- _Problem statement_:
Please rewrite these lines with every "colorbar-swatch" changed to "legend-swatch", leaving everything else as it is.

===============

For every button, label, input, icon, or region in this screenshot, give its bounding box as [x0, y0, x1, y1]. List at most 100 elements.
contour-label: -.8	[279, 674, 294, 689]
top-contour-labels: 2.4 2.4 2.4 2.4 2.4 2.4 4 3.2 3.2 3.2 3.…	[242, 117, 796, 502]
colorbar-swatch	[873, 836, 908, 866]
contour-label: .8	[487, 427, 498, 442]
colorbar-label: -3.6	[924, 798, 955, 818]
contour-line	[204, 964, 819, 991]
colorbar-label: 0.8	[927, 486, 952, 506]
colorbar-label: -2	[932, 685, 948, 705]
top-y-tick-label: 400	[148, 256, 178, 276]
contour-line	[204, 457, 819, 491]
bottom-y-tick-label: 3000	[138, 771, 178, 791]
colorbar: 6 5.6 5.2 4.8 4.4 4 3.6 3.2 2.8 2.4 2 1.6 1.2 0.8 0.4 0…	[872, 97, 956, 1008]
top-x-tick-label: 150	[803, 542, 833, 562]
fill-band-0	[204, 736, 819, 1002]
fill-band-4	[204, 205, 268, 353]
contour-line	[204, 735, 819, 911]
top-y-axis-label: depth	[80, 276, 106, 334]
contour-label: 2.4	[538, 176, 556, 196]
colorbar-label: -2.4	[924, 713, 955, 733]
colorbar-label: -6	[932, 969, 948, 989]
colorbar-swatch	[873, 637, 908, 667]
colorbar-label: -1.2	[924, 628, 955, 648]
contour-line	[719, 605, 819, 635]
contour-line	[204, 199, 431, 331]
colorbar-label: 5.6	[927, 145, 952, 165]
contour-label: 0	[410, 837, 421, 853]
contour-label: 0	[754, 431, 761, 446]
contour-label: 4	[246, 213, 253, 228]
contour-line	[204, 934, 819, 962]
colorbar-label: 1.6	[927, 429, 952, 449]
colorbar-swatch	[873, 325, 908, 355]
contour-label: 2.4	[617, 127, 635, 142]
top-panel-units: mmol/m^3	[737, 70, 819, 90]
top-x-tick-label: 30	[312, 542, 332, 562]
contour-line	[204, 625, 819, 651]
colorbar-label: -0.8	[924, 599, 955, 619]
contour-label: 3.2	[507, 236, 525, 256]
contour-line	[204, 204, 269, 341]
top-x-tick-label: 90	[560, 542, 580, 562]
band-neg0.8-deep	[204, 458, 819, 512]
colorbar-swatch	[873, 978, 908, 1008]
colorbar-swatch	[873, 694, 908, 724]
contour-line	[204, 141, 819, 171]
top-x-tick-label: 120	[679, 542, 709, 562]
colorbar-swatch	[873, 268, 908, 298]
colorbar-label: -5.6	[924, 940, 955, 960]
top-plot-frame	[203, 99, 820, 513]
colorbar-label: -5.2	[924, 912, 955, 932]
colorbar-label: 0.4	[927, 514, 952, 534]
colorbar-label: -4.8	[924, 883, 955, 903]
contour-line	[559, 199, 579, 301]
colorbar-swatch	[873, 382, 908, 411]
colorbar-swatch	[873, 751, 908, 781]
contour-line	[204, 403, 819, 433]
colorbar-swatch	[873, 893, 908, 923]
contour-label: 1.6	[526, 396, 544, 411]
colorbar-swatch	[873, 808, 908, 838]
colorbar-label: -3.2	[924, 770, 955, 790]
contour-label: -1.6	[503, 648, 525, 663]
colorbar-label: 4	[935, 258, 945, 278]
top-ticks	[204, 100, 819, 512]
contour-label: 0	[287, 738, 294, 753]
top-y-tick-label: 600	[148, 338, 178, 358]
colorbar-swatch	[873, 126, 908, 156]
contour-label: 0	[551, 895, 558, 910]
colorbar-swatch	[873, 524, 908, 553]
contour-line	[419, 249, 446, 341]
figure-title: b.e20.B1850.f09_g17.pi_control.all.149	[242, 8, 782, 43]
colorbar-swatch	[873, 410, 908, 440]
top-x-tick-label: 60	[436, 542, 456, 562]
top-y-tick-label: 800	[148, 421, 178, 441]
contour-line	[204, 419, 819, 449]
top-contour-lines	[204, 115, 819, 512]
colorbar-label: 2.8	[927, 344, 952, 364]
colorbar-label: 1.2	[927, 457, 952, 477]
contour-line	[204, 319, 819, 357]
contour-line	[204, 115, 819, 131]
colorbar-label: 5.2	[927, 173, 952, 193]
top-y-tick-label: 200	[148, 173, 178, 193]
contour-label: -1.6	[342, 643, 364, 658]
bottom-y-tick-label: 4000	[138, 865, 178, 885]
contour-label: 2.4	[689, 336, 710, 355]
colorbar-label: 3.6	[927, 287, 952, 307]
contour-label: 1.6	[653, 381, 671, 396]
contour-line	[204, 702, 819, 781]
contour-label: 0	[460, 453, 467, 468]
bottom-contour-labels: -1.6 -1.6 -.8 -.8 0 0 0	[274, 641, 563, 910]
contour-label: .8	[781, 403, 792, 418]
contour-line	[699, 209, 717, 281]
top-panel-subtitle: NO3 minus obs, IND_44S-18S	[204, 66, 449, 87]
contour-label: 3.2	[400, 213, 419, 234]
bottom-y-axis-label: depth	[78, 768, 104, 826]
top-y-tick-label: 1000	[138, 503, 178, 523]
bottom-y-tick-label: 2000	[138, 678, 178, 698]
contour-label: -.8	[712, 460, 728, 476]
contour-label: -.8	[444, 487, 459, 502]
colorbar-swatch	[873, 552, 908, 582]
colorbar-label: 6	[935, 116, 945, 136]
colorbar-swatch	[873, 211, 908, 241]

===============

- _Full output_:
For every button, label, input, icon, or region in this screenshot, give its bounding box as [x0, y0, x1, y1]. List at most 100 elements.
contour-label: -.8	[279, 674, 294, 689]
top-contour-labels: 2.4 2.4 2.4 2.4 2.4 2.4 4 3.2 3.2 3.2 3.…	[242, 117, 796, 502]
legend-swatch	[873, 836, 908, 866]
contour-label: .8	[487, 427, 498, 442]
colorbar-label: -3.6	[924, 798, 955, 818]
contour-line	[204, 964, 819, 991]
colorbar-label: 0.8	[927, 486, 952, 506]
colorbar-label: -2	[932, 685, 948, 705]
top-y-tick-label: 400	[148, 256, 178, 276]
contour-line	[204, 457, 819, 491]
bottom-y-tick-label: 3000	[138, 771, 178, 791]
colorbar: 6 5.6 5.2 4.8 4.4 4 3.6 3.2 2.8 2.4 2 1.6 1.2 0.8 0.4 0…	[872, 97, 956, 1008]
top-x-tick-label: 150	[803, 542, 833, 562]
fill-band-0	[204, 736, 819, 1002]
fill-band-4	[204, 205, 268, 353]
contour-line	[204, 735, 819, 911]
top-y-axis-label: depth	[80, 276, 106, 334]
contour-label: 2.4	[538, 176, 556, 196]
colorbar-label: -2.4	[924, 713, 955, 733]
colorbar-label: -6	[932, 969, 948, 989]
legend-swatch	[873, 637, 908, 667]
colorbar-label: -1.2	[924, 628, 955, 648]
contour-line	[719, 605, 819, 635]
contour-line	[204, 199, 431, 331]
colorbar-label: 5.6	[927, 145, 952, 165]
contour-label: 0	[410, 837, 421, 853]
contour-label: 0	[754, 431, 761, 446]
contour-label: 4	[246, 213, 253, 228]
contour-line	[204, 934, 819, 962]
colorbar-label: 1.6	[927, 429, 952, 449]
legend-swatch	[873, 325, 908, 355]
contour-label: 2.4	[617, 127, 635, 142]
top-panel-units: mmol/m^3	[737, 70, 819, 90]
top-x-tick-label: 30	[312, 542, 332, 562]
contour-line	[204, 625, 819, 651]
colorbar-label: -0.8	[924, 599, 955, 619]
contour-label: 3.2	[507, 236, 525, 256]
contour-line	[204, 204, 269, 341]
top-x-tick-label: 90	[560, 542, 580, 562]
band-neg0.8-deep	[204, 458, 819, 512]
legend-swatch	[873, 978, 908, 1008]
legend-swatch	[873, 694, 908, 724]
contour-line	[204, 141, 819, 171]
top-x-tick-label: 120	[679, 542, 709, 562]
legend-swatch	[873, 268, 908, 298]
colorbar-label: -5.6	[924, 940, 955, 960]
top-plot-frame	[203, 99, 820, 513]
colorbar-label: -5.2	[924, 912, 955, 932]
colorbar-label: 0.4	[927, 514, 952, 534]
colorbar-label: -4.8	[924, 883, 955, 903]
contour-line	[559, 199, 579, 301]
legend-swatch	[873, 382, 908, 411]
legend-swatch	[873, 751, 908, 781]
contour-line	[204, 403, 819, 433]
legend-swatch	[873, 893, 908, 923]
contour-label: 1.6	[526, 396, 544, 411]
legend-swatch	[873, 808, 908, 838]
colorbar-label: -3.2	[924, 770, 955, 790]
contour-label: -1.6	[503, 648, 525, 663]
colorbar-label: 4	[935, 258, 945, 278]
top-ticks	[204, 100, 819, 512]
contour-label: 0	[287, 738, 294, 753]
top-y-tick-label: 600	[148, 338, 178, 358]
legend-swatch	[873, 126, 908, 156]
contour-label: 0	[551, 895, 558, 910]
legend-swatch	[873, 524, 908, 553]
contour-line	[419, 249, 446, 341]
figure-title: b.e20.B1850.f09_g17.pi_control.all.149	[242, 8, 782, 43]
legend-swatch	[873, 410, 908, 440]
top-x-tick-label: 60	[436, 542, 456, 562]
top-y-tick-label: 800	[148, 421, 178, 441]
contour-line	[204, 419, 819, 449]
top-contour-lines	[204, 115, 819, 512]
colorbar-label: 2.8	[927, 344, 952, 364]
colorbar-label: 1.2	[927, 457, 952, 477]
contour-line	[204, 319, 819, 357]
contour-line	[204, 115, 819, 131]
colorbar-label: 5.2	[927, 173, 952, 193]
top-y-tick-label: 200	[148, 173, 178, 193]
contour-label: -1.6	[342, 643, 364, 658]
bottom-y-tick-label: 4000	[138, 865, 178, 885]
contour-label: 2.4	[689, 336, 710, 355]
colorbar-label: 3.6	[927, 287, 952, 307]
contour-label: 1.6	[653, 381, 671, 396]
contour-line	[204, 702, 819, 781]
contour-label: 0	[460, 453, 467, 468]
bottom-contour-labels: -1.6 -1.6 -.8 -.8 0 0 0	[274, 641, 563, 910]
contour-label: .8	[781, 403, 792, 418]
contour-line	[699, 209, 717, 281]
top-panel-subtitle: NO3 minus obs, IND_44S-18S	[204, 66, 449, 87]
contour-label: 3.2	[400, 213, 419, 234]
bottom-y-axis-label: depth	[78, 768, 104, 826]
top-y-tick-label: 1000	[138, 503, 178, 523]
bottom-y-tick-label: 2000	[138, 678, 178, 698]
contour-label: -.8	[712, 460, 728, 476]
contour-label: -.8	[444, 487, 459, 502]
legend-swatch	[873, 552, 908, 582]
colorbar-label: 6	[935, 116, 945, 136]
legend-swatch	[873, 211, 908, 241]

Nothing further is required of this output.